_What the exercise asks_: Set down the records once more, please, exactly and with the pictures left out.
-- Start of The data --
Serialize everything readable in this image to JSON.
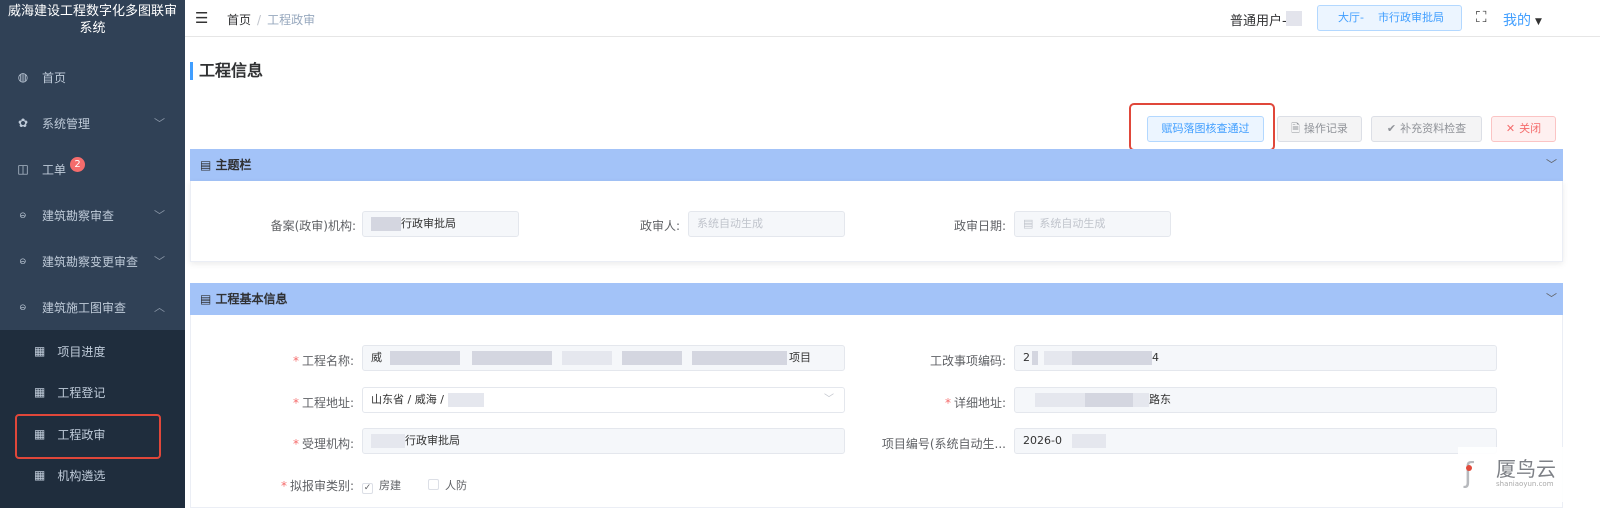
{
  "sidebar": {
    "title": "威海建设工程数字化多图联审系统",
    "items": [
      {
        "label": "首页",
        "icon": "dashboard-icon"
      },
      {
        "label": "系统管理",
        "icon": "gear-icon"
      },
      {
        "label": "工单",
        "icon": "book-icon",
        "badge": "2"
      },
      {
        "label": "建筑勘察审查",
        "icon": "document-icon"
      },
      {
        "label": "建筑勘察变更审查",
        "icon": "document-icon"
      },
      {
        "label": "建筑施工图审查",
        "icon": "document-icon"
      }
    ],
    "subitems": [
      {
        "label": "项目进度",
        "icon": "table-icon"
      },
      {
        "label": "工程登记",
        "icon": "table-icon"
      },
      {
        "label": "工程政审",
        "icon": "table-icon"
      },
      {
        "label": "机构遴选",
        "icon": "table-icon"
      }
    ]
  },
  "header": {
    "breadcrumb_home": "首页",
    "breadcrumb_sep": "/",
    "breadcrumb_current": "工程政审",
    "user_label": "普通用户-",
    "role_prefix": "大厅-",
    "role_suffix": "市行政审批局",
    "mine_label": "我的"
  },
  "page": {
    "title": "工程信息",
    "actions": {
      "pass": "赋码落图核查通过",
      "log": "操作记录",
      "check": "补充资料检查",
      "close": "关闭"
    }
  },
  "topic_section": {
    "title": "主题栏",
    "org_label": "备案(政审)机构:",
    "org_value": "行政审批局",
    "reviewer_label": "政审人:",
    "reviewer_placeholder": "系统自动生成",
    "date_label": "政审日期:",
    "date_placeholder": "系统自动生成"
  },
  "basic_section": {
    "title": "工程基本信息",
    "name_label": "工程名称:",
    "name_value_first": "威",
    "name_value_suffix": "项目",
    "code_label": "工改事项编码:",
    "code_value_first": "2",
    "code_value_last": "4",
    "address_label": "工程地址:",
    "address_value": "山东省 / 威海 /",
    "detail_label": "详细地址:",
    "detail_value_suffix": "路东",
    "accept_label": "受理机构:",
    "accept_value": "行政审批局",
    "projno_label": "项目编号(系统自动生...",
    "projno_value": "2026-0",
    "category_label": "拟报审类别:",
    "category_options": [
      {
        "label": "房建",
        "checked": true
      },
      {
        "label": "人防",
        "checked": false
      }
    ]
  },
  "watermark": {
    "name": "厦鸟云",
    "url": "shaniaoyun.com"
  },
  "colors": {
    "sidebar_bg": "#304156",
    "section_header": "#a3c3f8",
    "primary": "#409eff",
    "danger": "#f56c6c",
    "highlight_box": "#e0473a"
  }
}
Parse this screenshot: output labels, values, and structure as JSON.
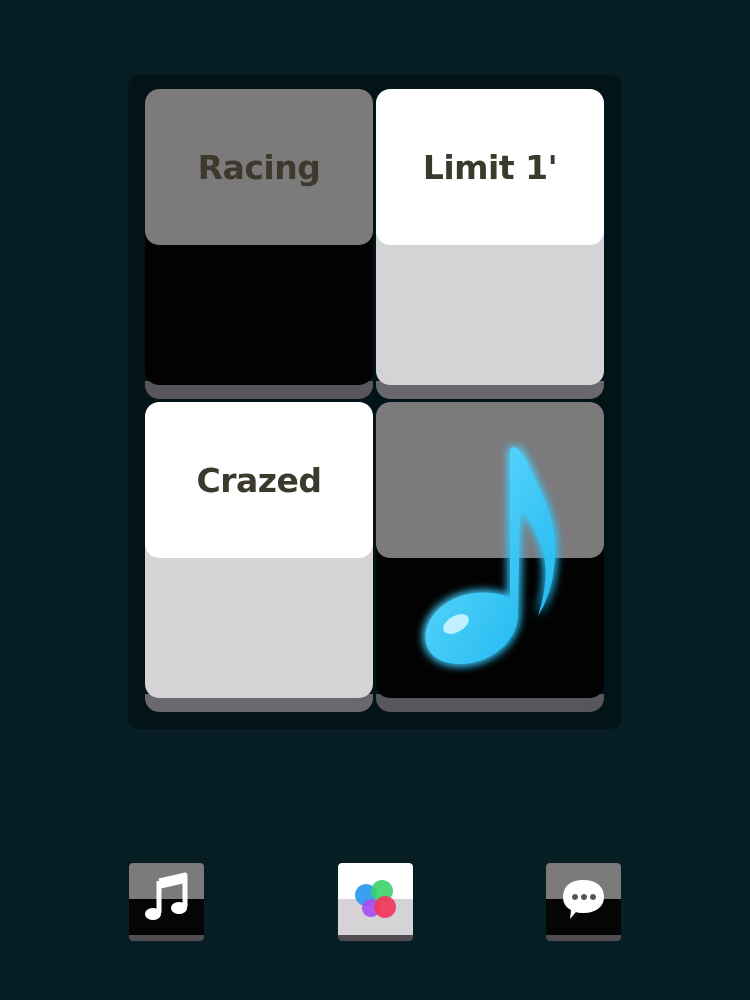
-- End of The data --
_Solution to this problem_:
Serialize everything readable in this image to JSON.
{
  "sidebar": {
    "title": "威海建设工程数字化多图联审系统",
    "items": [
      {
        "label": "首页",
        "icon": "dashboard-icon"
      },
      {
        "label": "系统管理",
        "icon": "gear-icon"
      },
      {
        "label": "工单",
        "icon": "book-icon",
        "badge": "2"
      },
      {
        "label": "建筑勘察审查",
        "icon": "document-icon"
      },
      {
        "label": "建筑勘察变更审查",
        "icon": "document-icon"
      },
      {
        "label": "建筑施工图审查",
        "icon": "document-icon"
      }
    ],
    "subitems": [
      {
        "label": "项目进度",
        "icon": "table-icon"
      },
      {
        "label": "工程登记",
        "icon": "table-icon"
      },
      {
        "label": "工程政审",
        "icon": "table-icon"
      },
      {
        "label": "机构遴选",
        "icon": "table-icon"
      }
    ]
  },
  "header": {
    "breadcrumb_home": "首页",
    "breadcrumb_sep": "/",
    "breadcrumb_current": "工程政审",
    "user_label": "普通用户-",
    "role_prefix": "大厅-",
    "role_suffix": "市行政审批局",
    "mine_label": "我的"
  },
  "page": {
    "title": "工程信息",
    "actions": {
      "pass": "赋码落图核查通过",
      "log": "操作记录",
      "check": "补充资料检查",
      "close": "关闭"
    }
  },
  "topic_section": {
    "title": "主题栏",
    "org_label": "备案(政审)机构:",
    "org_value": "行政审批局",
    "reviewer_label": "政审人:",
    "reviewer_placeholder": "系统自动生成",
    "date_label": "政审日期:",
    "date_placeholder": "系统自动生成"
  },
  "basic_section": {
    "title": "工程基本信息",
    "name_label": "工程名称:",
    "name_value_first": "威",
    "name_value_suffix": "项目",
    "code_label": "工改事项编码:",
    "code_value_first": "2",
    "code_value_last": "4",
    "address_label": "工程地址:",
    "address_value": "山东省 / 威海 /",
    "detail_label": "详细地址:",
    "detail_value_suffix": "路东",
    "accept_label": "受理机构:",
    "accept_value": "行政审批局",
    "projno_label": "项目编号(系统自动生...",
    "projno_value": "2026-0",
    "category_label": "拟报审类别:",
    "category_options": [
      {
        "label": "房建",
        "checked": true
      },
      {
        "label": "人防",
        "checked": false
      }
    ]
  },
  "watermark": {
    "name": "厦鸟云",
    "url": "shaniaoyun.com"
  },
  "colors": {
    "sidebar_bg": "#304156",
    "section_header": "#a3c3f8",
    "primary": "#409eff",
    "danger": "#f56c6c",
    "highlight_box": "#e0473a"
  }
}
Parse this screenshot: output labels, values, and structure as JSON.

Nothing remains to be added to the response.